Short exercise
Each line in the entries below that holds the string "участия" is to be listed.

Records for the exercise

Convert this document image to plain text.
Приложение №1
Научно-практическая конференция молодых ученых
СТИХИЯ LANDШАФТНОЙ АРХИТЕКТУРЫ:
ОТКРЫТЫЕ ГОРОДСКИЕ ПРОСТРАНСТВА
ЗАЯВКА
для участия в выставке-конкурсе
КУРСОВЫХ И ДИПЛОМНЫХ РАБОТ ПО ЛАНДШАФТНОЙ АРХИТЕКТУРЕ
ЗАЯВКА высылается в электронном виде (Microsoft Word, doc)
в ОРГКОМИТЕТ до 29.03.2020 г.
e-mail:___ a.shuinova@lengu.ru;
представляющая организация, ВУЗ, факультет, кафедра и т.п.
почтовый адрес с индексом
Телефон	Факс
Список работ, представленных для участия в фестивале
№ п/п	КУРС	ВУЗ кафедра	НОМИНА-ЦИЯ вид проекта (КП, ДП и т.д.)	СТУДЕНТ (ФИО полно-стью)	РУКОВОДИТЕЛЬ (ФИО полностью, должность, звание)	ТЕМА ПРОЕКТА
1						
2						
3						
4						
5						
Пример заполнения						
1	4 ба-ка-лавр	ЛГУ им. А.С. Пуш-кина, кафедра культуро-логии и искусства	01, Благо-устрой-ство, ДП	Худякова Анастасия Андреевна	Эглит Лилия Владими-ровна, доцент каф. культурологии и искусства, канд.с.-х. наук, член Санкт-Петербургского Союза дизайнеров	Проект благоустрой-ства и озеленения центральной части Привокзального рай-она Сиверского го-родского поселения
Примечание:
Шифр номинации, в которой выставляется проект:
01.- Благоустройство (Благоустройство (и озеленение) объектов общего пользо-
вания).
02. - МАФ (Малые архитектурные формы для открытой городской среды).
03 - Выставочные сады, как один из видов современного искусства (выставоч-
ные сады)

Right answer
для участия в выставке-конкурсе
Список работ, представленных для участия в фестивале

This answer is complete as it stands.